-- start EXERCISE MATERIALS --
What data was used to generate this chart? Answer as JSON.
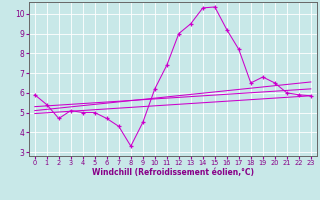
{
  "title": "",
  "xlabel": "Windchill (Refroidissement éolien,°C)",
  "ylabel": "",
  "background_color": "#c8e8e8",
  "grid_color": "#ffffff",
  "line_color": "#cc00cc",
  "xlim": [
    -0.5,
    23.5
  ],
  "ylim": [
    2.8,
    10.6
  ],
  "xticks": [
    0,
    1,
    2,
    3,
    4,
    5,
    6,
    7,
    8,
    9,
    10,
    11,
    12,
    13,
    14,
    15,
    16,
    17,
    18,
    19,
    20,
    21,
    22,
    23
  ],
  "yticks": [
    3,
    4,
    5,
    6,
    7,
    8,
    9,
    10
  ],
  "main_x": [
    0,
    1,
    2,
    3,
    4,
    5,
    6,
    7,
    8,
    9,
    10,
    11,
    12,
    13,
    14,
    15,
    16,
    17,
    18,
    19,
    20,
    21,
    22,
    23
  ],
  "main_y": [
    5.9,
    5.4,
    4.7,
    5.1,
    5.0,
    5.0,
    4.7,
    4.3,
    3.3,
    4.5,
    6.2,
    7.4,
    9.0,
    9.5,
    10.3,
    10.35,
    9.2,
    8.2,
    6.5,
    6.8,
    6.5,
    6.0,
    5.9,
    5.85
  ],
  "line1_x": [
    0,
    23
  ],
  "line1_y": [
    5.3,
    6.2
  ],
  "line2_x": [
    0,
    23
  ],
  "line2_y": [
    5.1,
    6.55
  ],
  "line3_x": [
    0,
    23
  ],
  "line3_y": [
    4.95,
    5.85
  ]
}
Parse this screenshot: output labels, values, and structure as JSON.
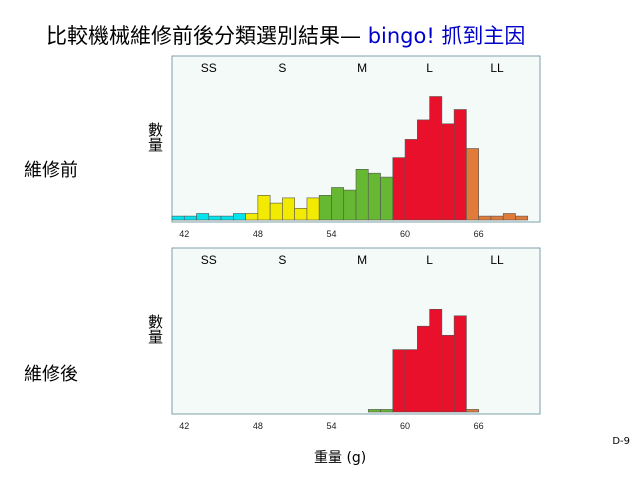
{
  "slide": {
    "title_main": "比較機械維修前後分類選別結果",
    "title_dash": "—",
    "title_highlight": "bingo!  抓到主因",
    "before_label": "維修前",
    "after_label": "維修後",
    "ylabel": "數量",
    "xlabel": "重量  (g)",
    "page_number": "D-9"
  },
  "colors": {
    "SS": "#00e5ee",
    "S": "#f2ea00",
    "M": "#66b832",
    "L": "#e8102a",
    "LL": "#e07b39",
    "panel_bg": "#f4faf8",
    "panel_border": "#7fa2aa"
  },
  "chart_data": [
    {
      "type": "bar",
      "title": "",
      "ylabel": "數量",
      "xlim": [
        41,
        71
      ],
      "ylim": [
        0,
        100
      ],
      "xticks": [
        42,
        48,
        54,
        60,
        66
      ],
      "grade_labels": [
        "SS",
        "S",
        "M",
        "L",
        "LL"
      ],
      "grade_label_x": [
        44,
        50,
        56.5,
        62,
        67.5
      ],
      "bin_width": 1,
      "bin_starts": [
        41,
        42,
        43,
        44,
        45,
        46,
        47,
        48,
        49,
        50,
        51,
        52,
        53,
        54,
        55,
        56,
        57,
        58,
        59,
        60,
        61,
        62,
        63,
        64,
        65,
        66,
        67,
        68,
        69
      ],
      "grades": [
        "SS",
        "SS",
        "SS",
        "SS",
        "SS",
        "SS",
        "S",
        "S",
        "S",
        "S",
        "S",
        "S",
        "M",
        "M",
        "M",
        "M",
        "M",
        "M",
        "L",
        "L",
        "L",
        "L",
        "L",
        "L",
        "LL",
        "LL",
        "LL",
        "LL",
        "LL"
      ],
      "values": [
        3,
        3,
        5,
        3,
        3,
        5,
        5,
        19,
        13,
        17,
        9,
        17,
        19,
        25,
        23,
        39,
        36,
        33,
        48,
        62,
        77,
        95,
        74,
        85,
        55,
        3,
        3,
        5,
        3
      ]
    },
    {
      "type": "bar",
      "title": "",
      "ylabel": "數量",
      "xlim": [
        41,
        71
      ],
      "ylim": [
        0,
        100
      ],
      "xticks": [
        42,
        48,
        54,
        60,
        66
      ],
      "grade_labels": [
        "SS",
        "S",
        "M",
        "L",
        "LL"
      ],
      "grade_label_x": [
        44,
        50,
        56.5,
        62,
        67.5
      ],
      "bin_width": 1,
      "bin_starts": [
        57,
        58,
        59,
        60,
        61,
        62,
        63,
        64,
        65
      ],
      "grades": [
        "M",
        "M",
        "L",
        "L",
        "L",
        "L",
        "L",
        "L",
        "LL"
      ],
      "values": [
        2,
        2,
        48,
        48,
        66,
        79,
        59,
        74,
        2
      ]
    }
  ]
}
-- end EXERCISE MATERIALS --
-- JOB --
Reproduce the material word for word, minus the images.

-- RESPONSE TO THIS TASK --
What data was used to generate this chart? Answer as JSON.
{
  "title": "",
  "xlabel": "Windchill (Refroidissement éolien,°C)",
  "ylabel": "",
  "background_color": "#c8e8e8",
  "grid_color": "#ffffff",
  "line_color": "#cc00cc",
  "xlim": [
    -0.5,
    23.5
  ],
  "ylim": [
    2.8,
    10.6
  ],
  "xticks": [
    0,
    1,
    2,
    3,
    4,
    5,
    6,
    7,
    8,
    9,
    10,
    11,
    12,
    13,
    14,
    15,
    16,
    17,
    18,
    19,
    20,
    21,
    22,
    23
  ],
  "yticks": [
    3,
    4,
    5,
    6,
    7,
    8,
    9,
    10
  ],
  "main_x": [
    0,
    1,
    2,
    3,
    4,
    5,
    6,
    7,
    8,
    9,
    10,
    11,
    12,
    13,
    14,
    15,
    16,
    17,
    18,
    19,
    20,
    21,
    22,
    23
  ],
  "main_y": [
    5.9,
    5.4,
    4.7,
    5.1,
    5.0,
    5.0,
    4.7,
    4.3,
    3.3,
    4.5,
    6.2,
    7.4,
    9.0,
    9.5,
    10.3,
    10.35,
    9.2,
    8.2,
    6.5,
    6.8,
    6.5,
    6.0,
    5.9,
    5.85
  ],
  "line1_x": [
    0,
    23
  ],
  "line1_y": [
    5.3,
    6.2
  ],
  "line2_x": [
    0,
    23
  ],
  "line2_y": [
    5.1,
    6.55
  ],
  "line3_x": [
    0,
    23
  ],
  "line3_y": [
    4.95,
    5.85
  ]
}
Parse this screenshot: output labels, values, and structure as JSON.
{
  "slide": {
    "title_main": "比較機械維修前後分類選別結果",
    "title_dash": "—",
    "title_highlight": "bingo!  抓到主因",
    "before_label": "維修前",
    "after_label": "維修後",
    "ylabel": "數量",
    "xlabel": "重量  (g)",
    "page_number": "D-9"
  },
  "colors": {
    "SS": "#00e5ee",
    "S": "#f2ea00",
    "M": "#66b832",
    "L": "#e8102a",
    "LL": "#e07b39",
    "panel_bg": "#f4faf8",
    "panel_border": "#7fa2aa"
  },
  "chart_data": [
    {
      "type": "bar",
      "title": "",
      "ylabel": "數量",
      "xlim": [
        41,
        71
      ],
      "ylim": [
        0,
        100
      ],
      "xticks": [
        42,
        48,
        54,
        60,
        66
      ],
      "grade_labels": [
        "SS",
        "S",
        "M",
        "L",
        "LL"
      ],
      "grade_label_x": [
        44,
        50,
        56.5,
        62,
        67.5
      ],
      "bin_width": 1,
      "bin_starts": [
        41,
        42,
        43,
        44,
        45,
        46,
        47,
        48,
        49,
        50,
        51,
        52,
        53,
        54,
        55,
        56,
        57,
        58,
        59,
        60,
        61,
        62,
        63,
        64,
        65,
        66,
        67,
        68,
        69
      ],
      "grades": [
        "SS",
        "SS",
        "SS",
        "SS",
        "SS",
        "SS",
        "S",
        "S",
        "S",
        "S",
        "S",
        "S",
        "M",
        "M",
        "M",
        "M",
        "M",
        "M",
        "L",
        "L",
        "L",
        "L",
        "L",
        "L",
        "LL",
        "LL",
        "LL",
        "LL",
        "LL"
      ],
      "values": [
        3,
        3,
        5,
        3,
        3,
        5,
        5,
        19,
        13,
        17,
        9,
        17,
        19,
        25,
        23,
        39,
        36,
        33,
        48,
        62,
        77,
        95,
        74,
        85,
        55,
        3,
        3,
        5,
        3
      ]
    },
    {
      "type": "bar",
      "title": "",
      "ylabel": "數量",
      "xlim": [
        41,
        71
      ],
      "ylim": [
        0,
        100
      ],
      "xticks": [
        42,
        48,
        54,
        60,
        66
      ],
      "grade_labels": [
        "SS",
        "S",
        "M",
        "L",
        "LL"
      ],
      "grade_label_x": [
        44,
        50,
        56.5,
        62,
        67.5
      ],
      "bin_width": 1,
      "bin_starts": [
        57,
        58,
        59,
        60,
        61,
        62,
        63,
        64,
        65
      ],
      "grades": [
        "M",
        "M",
        "L",
        "L",
        "L",
        "L",
        "L",
        "L",
        "LL"
      ],
      "values": [
        2,
        2,
        48,
        48,
        66,
        79,
        59,
        74,
        2
      ]
    }
  ]
}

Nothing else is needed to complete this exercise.